-- START OF Data provided --

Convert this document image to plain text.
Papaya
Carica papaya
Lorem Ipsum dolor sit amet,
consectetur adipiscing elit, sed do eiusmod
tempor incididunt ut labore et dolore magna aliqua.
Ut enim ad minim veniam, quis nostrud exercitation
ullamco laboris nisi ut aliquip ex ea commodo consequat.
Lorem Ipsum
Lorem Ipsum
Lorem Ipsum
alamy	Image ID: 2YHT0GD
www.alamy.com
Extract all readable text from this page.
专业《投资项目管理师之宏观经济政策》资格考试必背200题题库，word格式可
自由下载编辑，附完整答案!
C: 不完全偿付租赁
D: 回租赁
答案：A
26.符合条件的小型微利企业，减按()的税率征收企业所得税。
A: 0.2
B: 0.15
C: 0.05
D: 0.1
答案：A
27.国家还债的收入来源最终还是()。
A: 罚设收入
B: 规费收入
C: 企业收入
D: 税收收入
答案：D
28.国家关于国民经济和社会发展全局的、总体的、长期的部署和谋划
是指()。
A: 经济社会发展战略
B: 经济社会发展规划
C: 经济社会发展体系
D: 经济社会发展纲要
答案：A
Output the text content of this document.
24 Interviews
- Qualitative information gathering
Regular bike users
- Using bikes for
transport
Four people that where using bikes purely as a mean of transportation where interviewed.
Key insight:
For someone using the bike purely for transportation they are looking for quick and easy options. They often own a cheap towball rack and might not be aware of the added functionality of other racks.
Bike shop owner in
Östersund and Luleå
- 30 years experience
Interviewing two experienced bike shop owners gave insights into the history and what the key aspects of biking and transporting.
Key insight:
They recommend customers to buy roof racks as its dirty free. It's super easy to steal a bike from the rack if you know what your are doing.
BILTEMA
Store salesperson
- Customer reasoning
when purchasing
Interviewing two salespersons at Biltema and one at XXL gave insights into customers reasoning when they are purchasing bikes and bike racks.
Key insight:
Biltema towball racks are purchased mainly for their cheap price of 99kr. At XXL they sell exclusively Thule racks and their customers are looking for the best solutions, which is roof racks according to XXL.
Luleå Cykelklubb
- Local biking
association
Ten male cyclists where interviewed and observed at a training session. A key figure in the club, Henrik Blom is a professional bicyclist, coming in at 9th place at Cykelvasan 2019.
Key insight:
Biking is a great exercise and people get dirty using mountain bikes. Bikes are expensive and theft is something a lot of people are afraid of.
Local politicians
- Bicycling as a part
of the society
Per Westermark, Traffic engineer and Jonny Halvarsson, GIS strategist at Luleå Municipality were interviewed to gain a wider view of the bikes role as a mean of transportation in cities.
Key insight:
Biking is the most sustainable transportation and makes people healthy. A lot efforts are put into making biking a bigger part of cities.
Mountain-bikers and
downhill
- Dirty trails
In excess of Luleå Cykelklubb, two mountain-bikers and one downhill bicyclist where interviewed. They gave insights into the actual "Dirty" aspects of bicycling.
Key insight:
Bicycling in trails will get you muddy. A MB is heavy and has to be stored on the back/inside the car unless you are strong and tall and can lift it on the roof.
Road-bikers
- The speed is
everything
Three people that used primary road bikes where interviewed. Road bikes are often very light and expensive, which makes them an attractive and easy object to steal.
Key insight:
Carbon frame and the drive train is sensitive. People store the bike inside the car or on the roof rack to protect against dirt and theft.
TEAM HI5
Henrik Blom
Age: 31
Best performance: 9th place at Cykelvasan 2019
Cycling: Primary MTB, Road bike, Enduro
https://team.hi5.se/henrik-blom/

-- END OF Data provided --

Give every line of the material again, exactly as it reads.

Convert this document image to plain text.
Papaya
Carica papaya
Lorem Ipsum dolor sit amet,
consectetur adipiscing elit, sed do eiusmod
tempor incididunt ut labore et dolore magna aliqua.
Ut enim ad minim veniam, quis nostrud exercitation
ullamco laboris nisi ut aliquip ex ea commodo consequat.
Lorem Ipsum
Lorem Ipsum
Lorem Ipsum
alamy	Image ID: 2YHT0GD
www.alamy.com
Extract all readable text from this page.
专业《投资项目管理师之宏观经济政策》资格考试必背200题题库，word格式可
自由下载编辑，附完整答案!
C: 不完全偿付租赁
D: 回租赁
答案：A
26.符合条件的小型微利企业，减按()的税率征收企业所得税。
A: 0.2
B: 0.15
C: 0.05
D: 0.1
答案：A
27.国家还债的收入来源最终还是()。
A: 罚设收入
B: 规费收入
C: 企业收入
D: 税收收入
答案：D
28.国家关于国民经济和社会发展全局的、总体的、长期的部署和谋划
是指()。
A: 经济社会发展战略
B: 经济社会发展规划
C: 经济社会发展体系
D: 经济社会发展纲要
答案：A
Output the text content of this document.
24 Interviews
- Qualitative information gathering
Regular bike users
- Using bikes for
transport
Four people that where using bikes purely as a mean of transportation where interviewed.
Key insight:
For someone using the bike purely for transportation they are looking for quick and easy options. They often own a cheap towball rack and might not be aware of the added functionality of other racks.
Bike shop owner in
Östersund and Luleå
- 30 years experience
Interviewing two experienced bike shop owners gave insights into the history and what the key aspects of biking and transporting.
Key insight:
They recommend customers to buy roof racks as its dirty free. It's super easy to steal a bike from the rack if you know what your are doing.
BILTEMA
Store salesperson
- Customer reasoning
when purchasing
Interviewing two salespersons at Biltema and one at XXL gave insights into customers reasoning when they are purchasing bikes and bike racks.
Key insight:
Biltema towball racks are purchased mainly for their cheap price of 99kr. At XXL they sell exclusively Thule racks and their customers are looking for the best solutions, which is roof racks according to XXL.
Luleå Cykelklubb
- Local biking
association
Ten male cyclists where interviewed and observed at a training session. A key figure in the club, Henrik Blom is a professional bicyclist, coming in at 9th place at Cykelvasan 2019.
Key insight:
Biking is a great exercise and people get dirty using mountain bikes. Bikes are expensive and theft is something a lot of people are afraid of.
Local politicians
- Bicycling as a part
of the society
Per Westermark, Traffic engineer and Jonny Halvarsson, GIS strategist at Luleå Municipality were interviewed to gain a wider view of the bikes role as a mean of transportation in cities.
Key insight:
Biking is the most sustainable transportation and makes people healthy. A lot efforts are put into making biking a bigger part of cities.
Mountain-bikers and
downhill
- Dirty trails
In excess of Luleå Cykelklubb, two mountain-bikers and one downhill bicyclist where interviewed. They gave insights into the actual "Dirty" aspects of bicycling.
Key insight:
Bicycling in trails will get you muddy. A MB is heavy and has to be stored on the back/inside the car unless you are strong and tall and can lift it on the roof.
Road-bikers
- The speed is
everything
Three people that used primary road bikes where interviewed. Road bikes are often very light and expensive, which makes them an attractive and easy object to steal.
Key insight:
Carbon frame and the drive train is sensitive. People store the bike inside the car or on the roof rack to protect against dirt and theft.
TEAM HI5
Henrik Blom
Age: 31
Best performance: 9th place at Cykelvasan 2019
Cycling: Primary MTB, Road bike, Enduro
https://team.hi5.se/henrik-blom/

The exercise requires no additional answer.